Data records -
+===+
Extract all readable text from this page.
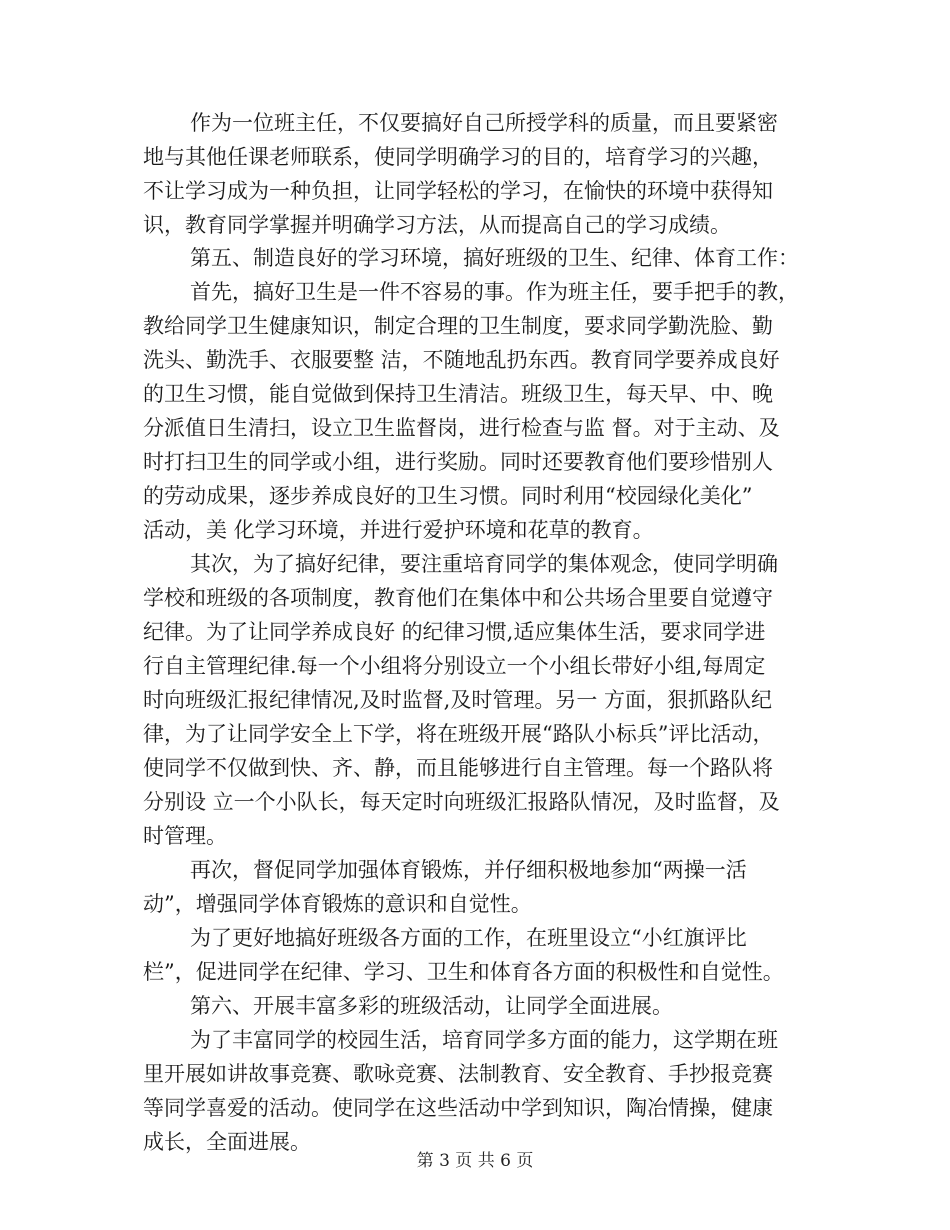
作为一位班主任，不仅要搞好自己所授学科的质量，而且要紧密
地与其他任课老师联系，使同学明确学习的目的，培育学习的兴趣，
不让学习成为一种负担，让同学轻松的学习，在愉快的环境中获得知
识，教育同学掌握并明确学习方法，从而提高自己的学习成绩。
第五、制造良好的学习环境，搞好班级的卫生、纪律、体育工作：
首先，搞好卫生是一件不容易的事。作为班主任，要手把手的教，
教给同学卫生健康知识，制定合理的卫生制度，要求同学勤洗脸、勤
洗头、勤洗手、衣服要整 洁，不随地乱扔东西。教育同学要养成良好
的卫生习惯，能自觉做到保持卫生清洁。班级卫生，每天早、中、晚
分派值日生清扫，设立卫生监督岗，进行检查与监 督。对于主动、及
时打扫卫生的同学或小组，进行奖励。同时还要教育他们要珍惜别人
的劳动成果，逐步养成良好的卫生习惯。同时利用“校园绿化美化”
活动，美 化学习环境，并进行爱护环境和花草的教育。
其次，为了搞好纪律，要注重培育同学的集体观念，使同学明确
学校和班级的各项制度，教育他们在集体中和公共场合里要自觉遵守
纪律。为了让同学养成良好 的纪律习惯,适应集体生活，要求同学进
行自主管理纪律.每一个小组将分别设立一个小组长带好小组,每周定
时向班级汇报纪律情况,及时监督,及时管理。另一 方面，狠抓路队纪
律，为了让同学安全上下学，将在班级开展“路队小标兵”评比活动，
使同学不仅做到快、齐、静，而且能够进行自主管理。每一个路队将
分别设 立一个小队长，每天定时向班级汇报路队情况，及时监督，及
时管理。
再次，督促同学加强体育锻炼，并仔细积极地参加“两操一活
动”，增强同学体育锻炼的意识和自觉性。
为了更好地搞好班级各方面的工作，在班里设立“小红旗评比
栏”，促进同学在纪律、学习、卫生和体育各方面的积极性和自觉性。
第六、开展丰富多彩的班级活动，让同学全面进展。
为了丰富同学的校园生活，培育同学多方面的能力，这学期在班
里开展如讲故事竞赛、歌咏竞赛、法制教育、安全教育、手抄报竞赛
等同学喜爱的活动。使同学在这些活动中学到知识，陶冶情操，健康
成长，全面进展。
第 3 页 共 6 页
+===+
SHORT PROBLEM - Go through the listing above and pull out each line containing the word "及时监督".

RESULT OF THIS EXERCISE -
时向班级汇报纪律情况,及时监督,及时管理。另一 方面，狠抓路队纪
分别设 立一个小队长，每天定时向班级汇报路队情况，及时监督，及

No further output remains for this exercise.